- Task to complete -
Present the following data again exactly as it is shown.
------------------------------------------------
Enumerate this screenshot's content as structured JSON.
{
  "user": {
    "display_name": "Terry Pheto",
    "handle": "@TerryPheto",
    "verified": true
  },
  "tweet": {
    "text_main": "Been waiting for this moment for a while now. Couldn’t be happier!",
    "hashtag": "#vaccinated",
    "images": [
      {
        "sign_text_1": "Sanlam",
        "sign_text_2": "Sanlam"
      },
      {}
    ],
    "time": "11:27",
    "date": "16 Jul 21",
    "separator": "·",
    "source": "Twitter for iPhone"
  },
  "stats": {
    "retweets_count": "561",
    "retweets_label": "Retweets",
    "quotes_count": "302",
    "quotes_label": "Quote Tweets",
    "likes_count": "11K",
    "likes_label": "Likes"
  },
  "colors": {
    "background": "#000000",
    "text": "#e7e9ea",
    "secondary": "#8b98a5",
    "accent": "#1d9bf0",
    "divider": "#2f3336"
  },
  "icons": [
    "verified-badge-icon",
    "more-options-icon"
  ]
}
------------------------------------------------
- Answer in full -
Enumerate this screenshot's content as structured JSON.
{
  "user": {
    "display_name": "Terry Pheto",
    "handle": "@TerryPheto",
    "verified": true
  },
  "tweet": {
    "text_main": "Been waiting for this moment for a while now. Couldn’t be happier!",
    "hashtag": "#vaccinated",
    "images": [
      {
        "sign_text_1": "Sanlam",
        "sign_text_2": "Sanlam"
      },
      {}
    ],
    "time": "11:27",
    "date": "16 Jul 21",
    "separator": "·",
    "source": "Twitter for iPhone"
  },
  "stats": {
    "retweets_count": "561",
    "retweets_label": "Retweets",
    "quotes_count": "302",
    "quotes_label": "Quote Tweets",
    "likes_count": "11K",
    "likes_label": "Likes"
  },
  "colors": {
    "background": "#000000",
    "text": "#e7e9ea",
    "secondary": "#8b98a5",
    "accent": "#1d9bf0",
    "divider": "#2f3336"
  },
  "icons": [
    "verified-badge-icon",
    "more-options-icon"
  ]
}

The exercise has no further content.